▶ [DOCUMENT SECTION]:
··········

Hamish's Track of Fear to End by Friday the 13th

AIRS image of Hamish from March 12, 2009> Click for larger image
Credit: NASA/JPL, Ed Olsen
Tropical Cyclone Hamish has severely weakened overnight to a remnant low pressure area, and is now forecast to fade near the northern Queensland coast. Hamish became a major hurricane and moved along the Queensland, Australia coast, threatening landfall, but never achieving it until now as a remnant low between the towns of MacKay and Townsville. Hamish is expected to fizzle by Friday the 13th, ending it's "track of fear."

The Joint Typhoon Warning Center issued their final warning on Hamish's remnants on March 12 at 03:00 Zulu Time (1:00 p.m. local time, Queensland). At that time it was located 485 miles southeast of Cairns, Queensland, Australia, near 21.8 degrees south latitude and 152.7 degrees east longitude. Hamish's center was moving west near 9 knots (10 mph), and sustained winds were down to 25 knots (28 mph). No regeneration is anticipated.

The Atmospheric Infrared Sounder (AIRS) instrument on NASA's Aqua satellite captured an infrared image of Hamish on Mar. 12 at 03:53 Zulu Time (10:53 a.m. local time, Queensland). In the satellite image, the round blue area near northeast Queensland (the region that comes to a point facing north) is where some of Hamish's remnant rains are at the time this was taken. AIRS generates infrared, microwave and visible images. The AIRS infrared data creates an accurate 3-D map of atmospheric temperature, water vapor and clouds, all of which are helpful to forecasters.

··········

▶ [EXTRACTED MATERIAL]:
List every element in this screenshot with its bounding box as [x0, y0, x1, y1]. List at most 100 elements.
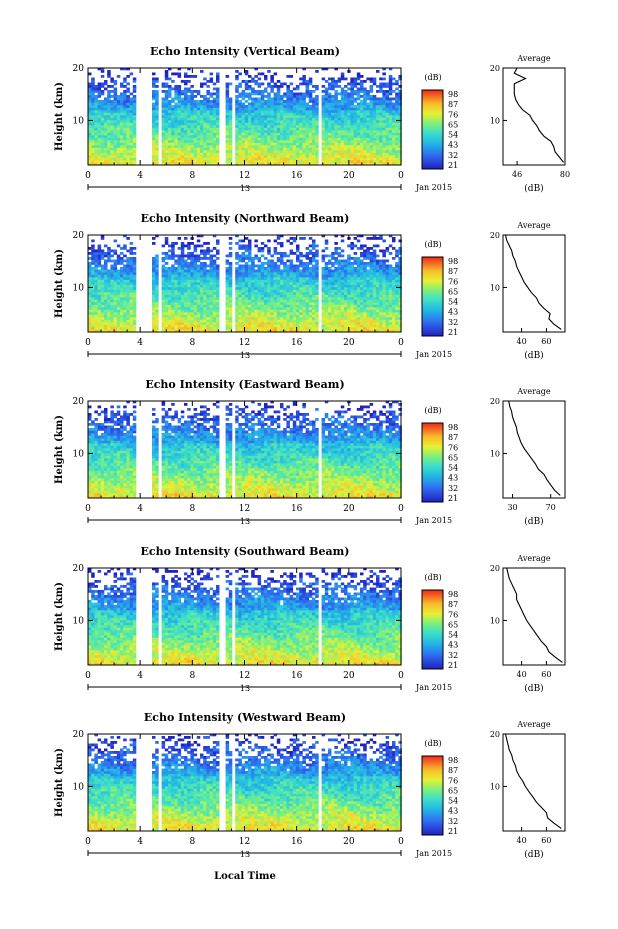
heatmap-cell: [206, 324, 210, 328]
heatmap-cell: [350, 112, 354, 116]
heatmap-cell: [392, 314, 396, 318]
heatmap-cell: [328, 100, 332, 103]
heatmap-cell: [190, 140, 194, 143]
heatmap-cell: [193, 274, 198, 278]
heatmap-cell: [296, 324, 300, 328]
heatmap-cell: [200, 122, 204, 126]
heatmap-cell: [206, 319, 210, 323]
heatmap-cell: [395, 95, 399, 98]
heatmap-cell: [152, 329, 156, 333]
heatmap-cell: [321, 142, 326, 146]
heatmap-cell: [270, 324, 274, 328]
heatmap-cell: [376, 160, 380, 163]
heatmap-cell: [190, 294, 194, 298]
heatmap-cell: [280, 97, 284, 101]
heatmap-cell: [132, 107, 137, 111]
heatmap-cell: [276, 110, 281, 113]
heatmap-cell: [235, 122, 239, 126]
heatmap-cell: [347, 277, 351, 280]
heatmap-cell: [283, 152, 287, 156]
heatmap-cell: [398, 147, 402, 151]
heatmap-cell: [392, 292, 396, 295]
heatmap-cell: [324, 137, 329, 141]
heatmap-cell: [283, 317, 287, 320]
heatmap-cell: [104, 312, 108, 315]
heatmap-cell: [251, 112, 255, 116]
heatmap-cell: [372, 160, 377, 163]
heatmap-cell: [225, 120, 230, 123]
heatmap-cell: [305, 137, 310, 141]
heatmap-cell: [164, 160, 169, 163]
heatmap-cell: [398, 299, 402, 303]
heatmap-cell: [344, 110, 348, 113]
heatmap-cell: [164, 287, 169, 290]
heatmap-cell: [203, 304, 207, 308]
heatmap-cell: [187, 294, 191, 298]
heatmap-cell: [264, 115, 268, 118]
heatmap-cell: [171, 150, 175, 153]
heatmap-cell: [276, 314, 281, 318]
heatmap-cell: [155, 130, 159, 133]
heatmap-cell: [286, 102, 290, 106]
heatmap-cell: [379, 100, 383, 103]
heatmap-cell: [104, 162, 108, 166]
heatmap-cell: [312, 317, 316, 320]
heatmap-cell: [132, 142, 137, 146]
heatmap-cell: [363, 112, 367, 116]
heatmap-cell: [289, 324, 294, 328]
heatmap-cell: [244, 282, 249, 285]
heatmap-cell: [200, 95, 204, 98]
heatmap-cell: [363, 294, 367, 298]
heatmap-cell: [353, 137, 358, 141]
heatmap-cell: [292, 112, 297, 116]
heatmap-cell: [228, 274, 233, 278]
heatmap-cell: [388, 87, 393, 91]
heatmap-cell: [369, 317, 374, 320]
heatmap-cell: [340, 299, 345, 303]
heatmap-cell: [126, 150, 130, 153]
heatmap-cell: [273, 307, 278, 310]
heatmap-cell: [120, 292, 124, 295]
heatmap-cell: [110, 127, 114, 131]
heatmap-cell: [248, 289, 252, 293]
heatmap-cell: [212, 317, 217, 320]
heatmap-cell: [385, 102, 390, 106]
heatmap-cell: [177, 85, 182, 88]
heatmap-cell: [225, 272, 230, 275]
heatmap-cell: [388, 317, 393, 320]
heatmap-cell: [238, 107, 242, 111]
heatmap-cell: [164, 292, 169, 295]
heatmap-cell: [254, 140, 258, 143]
heatmap-cell: [209, 92, 214, 96]
heatmap-cell: [177, 287, 182, 290]
heatmap-cell: [321, 85, 326, 88]
heatmap-cell: [299, 329, 303, 333]
average-x-tick-label: 46: [512, 170, 522, 179]
heatmap-cell: [379, 304, 383, 308]
heatmap-cell: [276, 160, 281, 163]
heatmap-cell: [385, 279, 390, 283]
heatmap-cell: [174, 289, 178, 293]
heatmap-cell: [161, 324, 166, 328]
heatmap-cell: [187, 117, 191, 121]
heatmap-cell: [270, 304, 274, 308]
heatmap-cell: [126, 324, 130, 328]
heatmap-cell: [200, 145, 204, 148]
heatmap-cell: [299, 132, 303, 136]
heatmap-cell: [328, 87, 332, 91]
heatmap-cell: [312, 150, 316, 153]
heatmap-cell: [235, 327, 239, 330]
heatmap-cell: [200, 309, 204, 313]
heatmap-cell: [228, 97, 233, 101]
heatmap-cell: [363, 90, 367, 93]
heatmap-cell: [228, 142, 233, 146]
heatmap-cell: [180, 319, 185, 323]
heatmap-cell: [398, 140, 402, 143]
heatmap-cell: [280, 292, 284, 295]
heatmap-cell: [369, 110, 374, 113]
heatmap-cell: [347, 152, 351, 156]
heatmap-cell: [190, 319, 194, 323]
heatmap-cell: [372, 112, 377, 116]
heatmap-cell: [260, 120, 265, 123]
heatmap-cell: [302, 157, 306, 161]
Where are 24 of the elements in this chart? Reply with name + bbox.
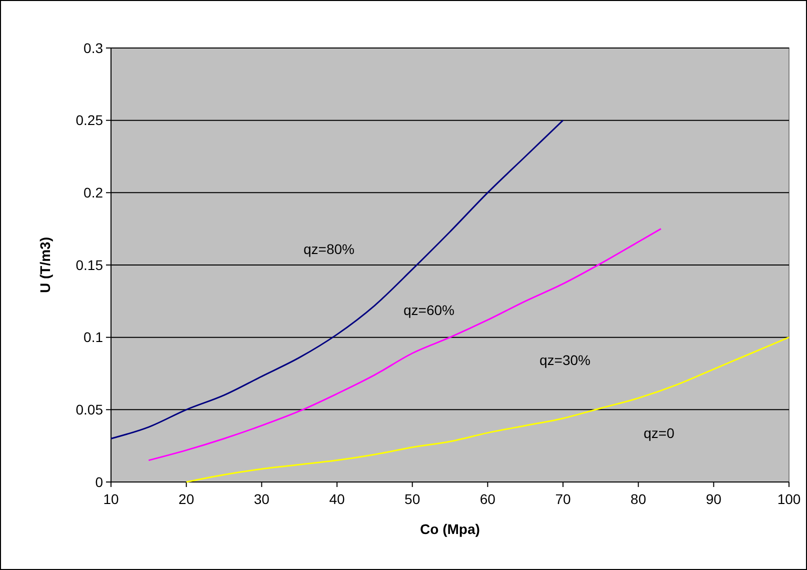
x-tick-label: 90 <box>706 491 722 507</box>
y-tick-label: 0.2 <box>84 184 104 201</box>
annotation: qz=80% <box>304 240 354 257</box>
x-tick-label: 40 <box>329 491 345 507</box>
annotation: qz=30% <box>540 352 590 368</box>
x-tick-label: 20 <box>178 491 194 507</box>
x-axis-title: Co (Mpa) <box>420 521 480 537</box>
y-tick-label: 0.1 <box>84 329 104 346</box>
x-tick-label: 70 <box>555 491 571 507</box>
y-tick-label: 0.3 <box>84 40 104 56</box>
y-axis-title: U (T/m3) <box>37 237 53 293</box>
y-tick-label: 0 <box>95 474 104 490</box>
x-tick-label: 50 <box>404 491 420 507</box>
annotation: qz=0 <box>644 424 675 441</box>
x-tick-label: 100 <box>777 491 801 507</box>
y-tick-label: 0.25 <box>76 112 104 128</box>
annotation: qz=60% <box>404 302 454 318</box>
x-tick-label: 30 <box>254 491 270 507</box>
x-tick-label: 80 <box>630 491 646 507</box>
x-tick-label: 10 <box>103 491 119 507</box>
y-tick-label: 0.05 <box>76 402 104 418</box>
line-series <box>186 336 790 483</box>
x-tick-label: 60 <box>480 491 496 507</box>
y-tick-label: 0.15 <box>76 256 104 273</box>
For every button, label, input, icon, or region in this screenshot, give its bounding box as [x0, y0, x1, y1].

··········

▶ [GIVEN INSTRUCTION A]: Please copy the part of the records that opens with the line containing "x-tick-label: 90 <box>706 491 722 507</box>" and closes with the line containing "line-series <box>186 336 790 483</box>", reproducing each line without change.
▶ [GIVEN INSTRUCTION B]: Continue the article on Tropical Cyclone Hamish from the point where it stops.

▶ [EXERCISE ANSWER A]:
x-tick-label: 90 <box>706 491 722 507</box>
y-tick-label: 0.2 <box>84 184 104 201</box>
annotation: qz=80% <box>304 240 354 257</box>
x-tick-label: 40 <box>329 491 345 507</box>
annotation: qz=30% <box>540 352 590 368</box>
x-tick-label: 20 <box>178 491 194 507</box>
x-axis-title: Co (Mpa) <box>420 521 480 537</box>
y-tick-label: 0.1 <box>84 329 104 346</box>
x-tick-label: 70 <box>555 491 571 507</box>
y-tick-label: 0.3 <box>84 40 104 56</box>
y-axis-title: U (T/m3) <box>37 237 53 293</box>
y-tick-label: 0 <box>95 474 104 490</box>
x-tick-label: 50 <box>404 491 420 507</box>
annotation: qz=0 <box>644 424 675 441</box>
x-tick-label: 100 <box>777 491 801 507</box>
y-tick-label: 0.25 <box>76 112 104 128</box>
annotation: qz=60% <box>404 302 454 318</box>
x-tick-label: 30 <box>254 491 270 507</box>
x-tick-label: 80 <box>630 491 646 507</box>
x-tick-label: 10 <box>103 491 119 507</box>
y-tick-label: 0.05 <box>76 402 104 418</box>
line-series <box>186 336 790 483</box>

▶ [EXERCISE ANSWER B]:
Winds are a factor for some towns in northeast Queensland. The Australian Government's Bureau of Meteorology issued Coastal Waters Wind Warnings from the town of Bowen to Cape Moreton on March 12. In addition, they issued a Strong Wind Warning from Bowen to Cape Moreton, including Hervey Bay where south-southeast winds are expected to gust up to 33 knots (37 mph).

According to the Bureau, at 7 p.m. EST the remnant low (Ex-Tropical Cyclone Hamish) was about 135 nautical miles east of Mackay and moving northwest at 10 knots. The rest of the forecast for the region reads: "The low is expected to remain weak while continuing to move north or northwest. A trough extends southwards from this low to northeast of Fraser Island and is expected to deepen on Friday, possibly with another weak low developing. This will maintain strong winds about the Central and Capricornia coasts, easing during the weekend as the trough moves northeast and weakens."

Text credit: Rob Gutro/Goddard Space Flight Center


March 10, 2009

Cyclone Hamish Does a U-Turn at Sea, Now Headed Back North

Aqua image of Tropical Cyclone Hamish> Click for larger image
Credit: NASA, Jeff Schmaltz, MODIS Rapid Response Team
Cyclone Hamish has been causing Australians that live in the Queensland region to bite their fingernails for the last week, and will continue to do so. Once a major cyclone, Hamish is now a tropical storm. Yesterday, Hamish did a U-turn in the ocean after traveling in a southeast direction paralleling the Queensland coast. Now, it's headed northwest, backtracking in the direction from which it came toward Cairns. It continues to create dangerous surf conditions and beach erosion on its northern track.

On Wed. March 11, at 15:00 Zulu Time (11:51 am EST, or 1:00 a.m. Thursday, March 12 local time, Queensland), Hamish was located about 315 miles north-northeast of Brisbane, Queensland. That's near 22.5 south and 154.7 east. Hamish had sustained winds down to 45 knots (51 mph). Tropical storm force winds extend outward from Hamish's center out to 55 miles.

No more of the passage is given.